▶ _WORK TO COMPLETE_: Search the data for the word "envelope" and copy every line that contains it.

# THE DATA start

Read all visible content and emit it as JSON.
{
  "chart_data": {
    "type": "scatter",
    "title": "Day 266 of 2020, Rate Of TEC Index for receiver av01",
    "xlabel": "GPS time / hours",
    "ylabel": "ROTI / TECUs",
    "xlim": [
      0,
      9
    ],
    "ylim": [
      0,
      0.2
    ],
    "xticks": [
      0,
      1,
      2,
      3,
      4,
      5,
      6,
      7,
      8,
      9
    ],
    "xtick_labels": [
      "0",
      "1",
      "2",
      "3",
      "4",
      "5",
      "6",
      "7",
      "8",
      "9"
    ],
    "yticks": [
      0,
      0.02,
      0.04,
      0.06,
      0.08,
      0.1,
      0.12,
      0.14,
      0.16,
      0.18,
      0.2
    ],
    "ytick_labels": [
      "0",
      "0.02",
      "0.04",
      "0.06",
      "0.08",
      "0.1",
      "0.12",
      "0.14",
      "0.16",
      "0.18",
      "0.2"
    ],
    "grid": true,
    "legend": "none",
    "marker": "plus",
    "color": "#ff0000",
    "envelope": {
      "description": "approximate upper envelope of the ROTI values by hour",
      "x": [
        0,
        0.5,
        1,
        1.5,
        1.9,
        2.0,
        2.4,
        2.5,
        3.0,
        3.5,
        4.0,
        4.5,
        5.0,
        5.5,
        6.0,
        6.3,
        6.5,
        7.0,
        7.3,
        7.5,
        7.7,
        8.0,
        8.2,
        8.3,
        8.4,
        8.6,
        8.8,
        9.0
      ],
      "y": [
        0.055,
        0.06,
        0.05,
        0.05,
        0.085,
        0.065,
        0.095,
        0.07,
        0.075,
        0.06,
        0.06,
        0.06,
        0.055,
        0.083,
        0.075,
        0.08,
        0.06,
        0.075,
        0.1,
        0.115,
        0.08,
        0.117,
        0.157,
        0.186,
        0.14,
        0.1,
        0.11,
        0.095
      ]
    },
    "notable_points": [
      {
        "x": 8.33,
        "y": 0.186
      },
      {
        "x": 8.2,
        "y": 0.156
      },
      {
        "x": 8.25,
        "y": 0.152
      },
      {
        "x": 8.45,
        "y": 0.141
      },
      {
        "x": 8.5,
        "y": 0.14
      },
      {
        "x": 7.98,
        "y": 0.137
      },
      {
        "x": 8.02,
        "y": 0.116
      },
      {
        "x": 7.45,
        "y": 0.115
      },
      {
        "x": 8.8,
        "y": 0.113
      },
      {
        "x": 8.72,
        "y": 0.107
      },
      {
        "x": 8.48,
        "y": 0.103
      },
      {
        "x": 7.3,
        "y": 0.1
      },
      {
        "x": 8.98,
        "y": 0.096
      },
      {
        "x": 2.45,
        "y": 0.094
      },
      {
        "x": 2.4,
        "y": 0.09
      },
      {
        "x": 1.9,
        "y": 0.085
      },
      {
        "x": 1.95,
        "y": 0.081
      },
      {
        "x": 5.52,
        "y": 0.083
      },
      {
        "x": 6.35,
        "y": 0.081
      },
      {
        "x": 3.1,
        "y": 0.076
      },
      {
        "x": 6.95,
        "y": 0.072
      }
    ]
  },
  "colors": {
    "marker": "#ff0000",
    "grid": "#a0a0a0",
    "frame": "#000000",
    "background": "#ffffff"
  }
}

# THE DATA end

▶ _EXERCISE RESULT_:
    "envelope": {
      "description": "approximate upper envelope of the ROTI values by hour",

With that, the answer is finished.